- **Problem description**: Below you will find a set of lines. Repeat them all exactly.
§
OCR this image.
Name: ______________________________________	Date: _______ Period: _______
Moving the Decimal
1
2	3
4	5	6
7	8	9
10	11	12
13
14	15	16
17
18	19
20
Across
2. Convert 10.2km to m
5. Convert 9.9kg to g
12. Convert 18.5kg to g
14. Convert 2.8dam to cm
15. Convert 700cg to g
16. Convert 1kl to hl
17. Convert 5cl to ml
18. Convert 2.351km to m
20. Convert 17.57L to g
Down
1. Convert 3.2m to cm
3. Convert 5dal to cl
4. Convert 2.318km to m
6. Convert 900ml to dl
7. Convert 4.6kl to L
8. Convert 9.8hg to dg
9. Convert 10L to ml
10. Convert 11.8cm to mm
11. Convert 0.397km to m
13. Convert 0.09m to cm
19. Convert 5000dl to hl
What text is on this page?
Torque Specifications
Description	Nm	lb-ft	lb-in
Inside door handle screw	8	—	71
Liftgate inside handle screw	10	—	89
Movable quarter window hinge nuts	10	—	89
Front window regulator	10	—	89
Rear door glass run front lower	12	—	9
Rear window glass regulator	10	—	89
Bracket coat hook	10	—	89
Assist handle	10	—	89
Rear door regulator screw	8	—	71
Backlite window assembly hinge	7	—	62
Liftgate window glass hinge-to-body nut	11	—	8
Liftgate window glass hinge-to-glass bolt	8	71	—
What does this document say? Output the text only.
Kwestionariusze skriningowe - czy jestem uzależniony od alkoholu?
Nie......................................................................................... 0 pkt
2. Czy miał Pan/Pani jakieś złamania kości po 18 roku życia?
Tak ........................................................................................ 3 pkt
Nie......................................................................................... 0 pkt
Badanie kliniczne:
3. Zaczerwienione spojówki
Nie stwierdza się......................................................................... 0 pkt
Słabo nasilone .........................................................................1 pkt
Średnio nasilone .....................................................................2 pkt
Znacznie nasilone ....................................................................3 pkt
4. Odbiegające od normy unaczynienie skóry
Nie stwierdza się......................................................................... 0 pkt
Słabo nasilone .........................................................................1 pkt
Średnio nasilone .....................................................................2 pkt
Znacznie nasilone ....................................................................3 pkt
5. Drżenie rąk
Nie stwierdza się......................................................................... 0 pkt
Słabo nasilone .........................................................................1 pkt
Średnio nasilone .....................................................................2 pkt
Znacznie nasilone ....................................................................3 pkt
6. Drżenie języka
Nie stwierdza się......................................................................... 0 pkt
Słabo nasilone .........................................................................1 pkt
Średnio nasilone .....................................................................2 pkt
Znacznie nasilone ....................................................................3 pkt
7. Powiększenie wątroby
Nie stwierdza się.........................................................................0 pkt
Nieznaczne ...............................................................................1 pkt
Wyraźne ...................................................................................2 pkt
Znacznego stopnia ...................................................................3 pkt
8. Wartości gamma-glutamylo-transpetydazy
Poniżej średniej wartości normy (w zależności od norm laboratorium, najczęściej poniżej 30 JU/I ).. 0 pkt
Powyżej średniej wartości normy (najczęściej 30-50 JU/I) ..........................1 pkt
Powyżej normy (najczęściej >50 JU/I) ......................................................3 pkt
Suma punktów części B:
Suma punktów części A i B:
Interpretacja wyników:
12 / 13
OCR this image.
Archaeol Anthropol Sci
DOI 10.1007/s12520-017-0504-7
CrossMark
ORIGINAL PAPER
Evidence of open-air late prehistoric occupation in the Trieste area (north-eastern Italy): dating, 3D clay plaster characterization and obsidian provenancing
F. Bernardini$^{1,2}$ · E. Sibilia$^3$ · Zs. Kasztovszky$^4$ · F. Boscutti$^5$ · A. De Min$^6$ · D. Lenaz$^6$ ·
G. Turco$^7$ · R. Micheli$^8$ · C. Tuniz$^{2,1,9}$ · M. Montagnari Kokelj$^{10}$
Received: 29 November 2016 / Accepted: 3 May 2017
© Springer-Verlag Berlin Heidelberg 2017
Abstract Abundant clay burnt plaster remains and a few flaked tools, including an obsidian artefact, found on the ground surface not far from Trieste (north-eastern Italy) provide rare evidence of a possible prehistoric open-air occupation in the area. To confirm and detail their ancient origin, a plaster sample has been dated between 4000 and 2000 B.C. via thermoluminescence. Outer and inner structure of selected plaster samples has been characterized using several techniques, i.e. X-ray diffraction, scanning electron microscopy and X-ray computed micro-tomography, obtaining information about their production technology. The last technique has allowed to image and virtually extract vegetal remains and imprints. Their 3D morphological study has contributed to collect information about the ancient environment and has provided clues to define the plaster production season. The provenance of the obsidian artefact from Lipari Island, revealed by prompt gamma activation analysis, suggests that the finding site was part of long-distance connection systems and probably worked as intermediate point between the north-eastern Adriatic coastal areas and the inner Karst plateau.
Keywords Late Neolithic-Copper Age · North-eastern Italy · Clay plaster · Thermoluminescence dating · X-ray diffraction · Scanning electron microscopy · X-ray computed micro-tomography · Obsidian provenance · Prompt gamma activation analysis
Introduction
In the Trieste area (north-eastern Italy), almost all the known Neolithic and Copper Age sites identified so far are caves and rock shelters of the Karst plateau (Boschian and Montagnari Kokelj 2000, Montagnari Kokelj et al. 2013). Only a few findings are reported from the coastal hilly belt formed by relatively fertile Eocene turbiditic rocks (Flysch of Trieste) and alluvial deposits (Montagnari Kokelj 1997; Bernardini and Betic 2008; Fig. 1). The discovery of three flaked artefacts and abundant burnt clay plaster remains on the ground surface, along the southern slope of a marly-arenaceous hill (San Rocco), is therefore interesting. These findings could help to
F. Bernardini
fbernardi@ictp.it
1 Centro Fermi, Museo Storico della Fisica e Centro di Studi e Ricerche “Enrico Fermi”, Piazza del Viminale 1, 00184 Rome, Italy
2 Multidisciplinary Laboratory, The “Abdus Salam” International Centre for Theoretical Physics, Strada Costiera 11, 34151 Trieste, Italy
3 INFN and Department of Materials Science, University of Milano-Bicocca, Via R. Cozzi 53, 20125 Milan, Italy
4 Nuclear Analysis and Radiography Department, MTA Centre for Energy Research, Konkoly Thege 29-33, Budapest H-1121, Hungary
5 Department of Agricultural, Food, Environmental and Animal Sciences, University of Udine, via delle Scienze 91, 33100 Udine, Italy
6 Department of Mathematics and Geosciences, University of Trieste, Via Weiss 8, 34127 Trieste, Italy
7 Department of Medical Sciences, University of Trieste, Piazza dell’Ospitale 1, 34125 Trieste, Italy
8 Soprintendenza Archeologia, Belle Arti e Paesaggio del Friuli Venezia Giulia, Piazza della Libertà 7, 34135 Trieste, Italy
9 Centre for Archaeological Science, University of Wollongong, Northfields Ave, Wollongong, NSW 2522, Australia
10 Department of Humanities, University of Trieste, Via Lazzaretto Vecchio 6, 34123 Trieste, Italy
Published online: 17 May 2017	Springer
§
- **Written answer**:
OCR this image.
Name: ______________________________________	Date: _______ Period: _______
Moving the Decimal
1
2	3
4	5	6
7	8	9
10	11	12
13
14	15	16
17
18	19
20
Across
2. Convert 10.2km to m
5. Convert 9.9kg to g
12. Convert 18.5kg to g
14. Convert 2.8dam to cm
15. Convert 700cg to g
16. Convert 1kl to hl
17. Convert 5cl to ml
18. Convert 2.351km to m
20. Convert 17.57L to g
Down
1. Convert 3.2m to cm
3. Convert 5dal to cl
4. Convert 2.318km to m
6. Convert 900ml to dl
7. Convert 4.6kl to L
8. Convert 9.8hg to dg
9. Convert 10L to ml
10. Convert 11.8cm to mm
11. Convert 0.397km to m
13. Convert 0.09m to cm
19. Convert 5000dl to hl
What text is on this page?
Torque Specifications
Description	Nm	lb-ft	lb-in
Inside door handle screw	8	—	71
Liftgate inside handle screw	10	—	89
Movable quarter window hinge nuts	10	—	89
Front window regulator	10	—	89
Rear door glass run front lower	12	—	9
Rear window glass regulator	10	—	89
Bracket coat hook	10	—	89
Assist handle	10	—	89
Rear door regulator screw	8	—	71
Backlite window assembly hinge	7	—	62
Liftgate window glass hinge-to-body nut	11	—	8
Liftgate window glass hinge-to-glass bolt	8	71	—
What does this document say? Output the text only.
Kwestionariusze skriningowe - czy jestem uzależniony od alkoholu?
Nie......................................................................................... 0 pkt
2. Czy miał Pan/Pani jakieś złamania kości po 18 roku życia?
Tak ........................................................................................ 3 pkt
Nie......................................................................................... 0 pkt
Badanie kliniczne:
3. Zaczerwienione spojówki
Nie stwierdza się......................................................................... 0 pkt
Słabo nasilone .........................................................................1 pkt
Średnio nasilone .....................................................................2 pkt
Znacznie nasilone ....................................................................3 pkt
4. Odbiegające od normy unaczynienie skóry
Nie stwierdza się......................................................................... 0 pkt
Słabo nasilone .........................................................................1 pkt
Średnio nasilone .....................................................................2 pkt
Znacznie nasilone ....................................................................3 pkt
5. Drżenie rąk
Nie stwierdza się......................................................................... 0 pkt
Słabo nasilone .........................................................................1 pkt
Średnio nasilone .....................................................................2 pkt
Znacznie nasilone ....................................................................3 pkt
6. Drżenie języka
Nie stwierdza się......................................................................... 0 pkt
Słabo nasilone .........................................................................1 pkt
Średnio nasilone .....................................................................2 pkt
Znacznie nasilone ....................................................................3 pkt
7. Powiększenie wątroby
Nie stwierdza się.........................................................................0 pkt
Nieznaczne ...............................................................................1 pkt
Wyraźne ...................................................................................2 pkt
Znacznego stopnia ...................................................................3 pkt
8. Wartości gamma-glutamylo-transpetydazy
Poniżej średniej wartości normy (w zależności od norm laboratorium, najczęściej poniżej 30 JU/I ).. 0 pkt
Powyżej średniej wartości normy (najczęściej 30-50 JU/I) ..........................1 pkt
Powyżej normy (najczęściej >50 JU/I) ......................................................3 pkt
Suma punktów części B:
Suma punktów części A i B:
Interpretacja wyników:
12 / 13
OCR this image.
Archaeol Anthropol Sci
DOI 10.1007/s12520-017-0504-7
CrossMark
ORIGINAL PAPER
Evidence of open-air late prehistoric occupation in the Trieste area (north-eastern Italy): dating, 3D clay plaster characterization and obsidian provenancing
F. Bernardini$^{1,2}$ · E. Sibilia$^3$ · Zs. Kasztovszky$^4$ · F. Boscutti$^5$ · A. De Min$^6$ · D. Lenaz$^6$ ·
G. Turco$^7$ · R. Micheli$^8$ · C. Tuniz$^{2,1,9}$ · M. Montagnari Kokelj$^{10}$
Received: 29 November 2016 / Accepted: 3 May 2017
© Springer-Verlag Berlin Heidelberg 2017
Abstract Abundant clay burnt plaster remains and a few flaked tools, including an obsidian artefact, found on the ground surface not far from Trieste (north-eastern Italy) provide rare evidence of a possible prehistoric open-air occupation in the area. To confirm and detail their ancient origin, a plaster sample has been dated between 4000 and 2000 B.C. via thermoluminescence. Outer and inner structure of selected plaster samples has been characterized using several techniques, i.e. X-ray diffraction, scanning electron microscopy and X-ray computed micro-tomography, obtaining information about their production technology. The last technique has allowed to image and virtually extract vegetal remains and imprints. Their 3D morphological study has contributed to collect information about the ancient environment and has provided clues to define the plaster production season. The provenance of the obsidian artefact from Lipari Island, revealed by prompt gamma activation analysis, suggests that the finding site was part of long-distance connection systems and probably worked as intermediate point between the north-eastern Adriatic coastal areas and the inner Karst plateau.
Keywords Late Neolithic-Copper Age · North-eastern Italy · Clay plaster · Thermoluminescence dating · X-ray diffraction · Scanning electron microscopy · X-ray computed micro-tomography · Obsidian provenance · Prompt gamma activation analysis
Introduction
In the Trieste area (north-eastern Italy), almost all the known Neolithic and Copper Age sites identified so far are caves and rock shelters of the Karst plateau (Boschian and Montagnari Kokelj 2000, Montagnari Kokelj et al. 2013). Only a few findings are reported from the coastal hilly belt formed by relatively fertile Eocene turbiditic rocks (Flysch of Trieste) and alluvial deposits (Montagnari Kokelj 1997; Bernardini and Betic 2008; Fig. 1). The discovery of three flaked artefacts and abundant burnt clay plaster remains on the ground surface, along the southern slope of a marly-arenaceous hill (San Rocco), is therefore interesting. These findings could help to
F. Bernardini
fbernardi@ictp.it
1 Centro Fermi, Museo Storico della Fisica e Centro di Studi e Ricerche “Enrico Fermi”, Piazza del Viminale 1, 00184 Rome, Italy
2 Multidisciplinary Laboratory, The “Abdus Salam” International Centre for Theoretical Physics, Strada Costiera 11, 34151 Trieste, Italy
3 INFN and Department of Materials Science, University of Milano-Bicocca, Via R. Cozzi 53, 20125 Milan, Italy
4 Nuclear Analysis and Radiography Department, MTA Centre for Energy Research, Konkoly Thege 29-33, Budapest H-1121, Hungary
5 Department of Agricultural, Food, Environmental and Animal Sciences, University of Udine, via delle Scienze 91, 33100 Udine, Italy
6 Department of Mathematics and Geosciences, University of Trieste, Via Weiss 8, 34127 Trieste, Italy
7 Department of Medical Sciences, University of Trieste, Piazza dell’Ospitale 1, 34125 Trieste, Italy
8 Soprintendenza Archeologia, Belle Arti e Paesaggio del Friuli Venezia Giulia, Piazza della Libertà 7, 34135 Trieste, Italy
9 Centre for Archaeological Science, University of Wollongong, Northfields Ave, Wollongong, NSW 2522, Australia
10 Department of Humanities, University of Trieste, Via Lazzaretto Vecchio 6, 34123 Trieste, Italy
Published online: 17 May 2017	Springer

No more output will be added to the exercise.